> [WRITTEN TASK]: Restate word for word the lines from the one containing "Transcribe this image's" through the end of the listing below, with both ends included.
::: DATA EXTRACT :::
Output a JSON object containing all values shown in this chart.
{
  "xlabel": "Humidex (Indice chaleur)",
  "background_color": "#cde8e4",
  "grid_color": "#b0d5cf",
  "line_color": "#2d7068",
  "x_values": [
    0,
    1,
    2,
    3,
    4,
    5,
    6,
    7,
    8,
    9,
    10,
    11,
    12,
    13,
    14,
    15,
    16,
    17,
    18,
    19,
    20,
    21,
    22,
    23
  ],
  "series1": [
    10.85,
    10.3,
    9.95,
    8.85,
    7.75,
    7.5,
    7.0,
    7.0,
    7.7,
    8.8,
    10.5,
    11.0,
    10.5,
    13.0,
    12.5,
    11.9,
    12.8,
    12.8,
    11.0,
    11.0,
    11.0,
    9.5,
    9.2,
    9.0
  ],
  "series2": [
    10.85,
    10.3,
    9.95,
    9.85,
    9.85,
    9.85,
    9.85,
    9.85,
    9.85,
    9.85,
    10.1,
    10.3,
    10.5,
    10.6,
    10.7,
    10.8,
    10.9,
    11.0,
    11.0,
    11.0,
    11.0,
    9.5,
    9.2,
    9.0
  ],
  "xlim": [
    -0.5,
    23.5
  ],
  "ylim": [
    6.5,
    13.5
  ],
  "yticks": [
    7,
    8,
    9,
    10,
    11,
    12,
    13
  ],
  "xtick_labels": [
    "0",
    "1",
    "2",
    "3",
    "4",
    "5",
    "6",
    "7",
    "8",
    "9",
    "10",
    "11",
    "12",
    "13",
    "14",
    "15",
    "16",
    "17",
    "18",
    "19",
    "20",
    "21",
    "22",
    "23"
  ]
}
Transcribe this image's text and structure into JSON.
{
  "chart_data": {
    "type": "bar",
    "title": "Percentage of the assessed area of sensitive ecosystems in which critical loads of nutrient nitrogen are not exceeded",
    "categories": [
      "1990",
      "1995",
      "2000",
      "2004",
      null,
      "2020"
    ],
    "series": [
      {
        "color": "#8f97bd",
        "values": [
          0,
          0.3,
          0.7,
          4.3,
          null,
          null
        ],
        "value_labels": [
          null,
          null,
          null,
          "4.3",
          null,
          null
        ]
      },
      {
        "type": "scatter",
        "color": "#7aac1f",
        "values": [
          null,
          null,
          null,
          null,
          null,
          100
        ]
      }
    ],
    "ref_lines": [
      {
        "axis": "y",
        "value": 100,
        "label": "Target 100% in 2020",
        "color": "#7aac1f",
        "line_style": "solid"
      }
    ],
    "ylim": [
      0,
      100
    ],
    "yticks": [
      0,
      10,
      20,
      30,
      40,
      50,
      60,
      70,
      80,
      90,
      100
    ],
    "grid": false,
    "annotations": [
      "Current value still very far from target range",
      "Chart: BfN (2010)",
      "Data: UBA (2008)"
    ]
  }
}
:::
> [OUTPUT FOR THIS TASK]:
Transcribe this image's text and structure into JSON.
{
  "chart_data": {
    "type": "bar",
    "title": "Percentage of the assessed area of sensitive ecosystems in which critical loads of nutrient nitrogen are not exceeded",
    "categories": [
      "1990",
      "1995",
      "2000",
      "2004",
      null,
      "2020"
    ],
    "series": [
      {
        "color": "#8f97bd",
        "values": [
          0,
          0.3,
          0.7,
          4.3,
          null,
          null
        ],
        "value_labels": [
          null,
          null,
          null,
          "4.3",
          null,
          null
        ]
      },
      {
        "type": "scatter",
        "color": "#7aac1f",
        "values": [
          null,
          null,
          null,
          null,
          null,
          100
        ]
      }
    ],
    "ref_lines": [
      {
        "axis": "y",
        "value": 100,
        "label": "Target 100% in 2020",
        "color": "#7aac1f",
        "line_style": "solid"
      }
    ],
    "ylim": [
      0,
      100
    ],
    "yticks": [
      0,
      10,
      20,
      30,
      40,
      50,
      60,
      70,
      80,
      90,
      100
    ],
    "grid": false,
    "annotations": [
      "Current value still very far from target range",
      "Chart: BfN (2010)",
      "Data: UBA (2008)"
    ]
  }
}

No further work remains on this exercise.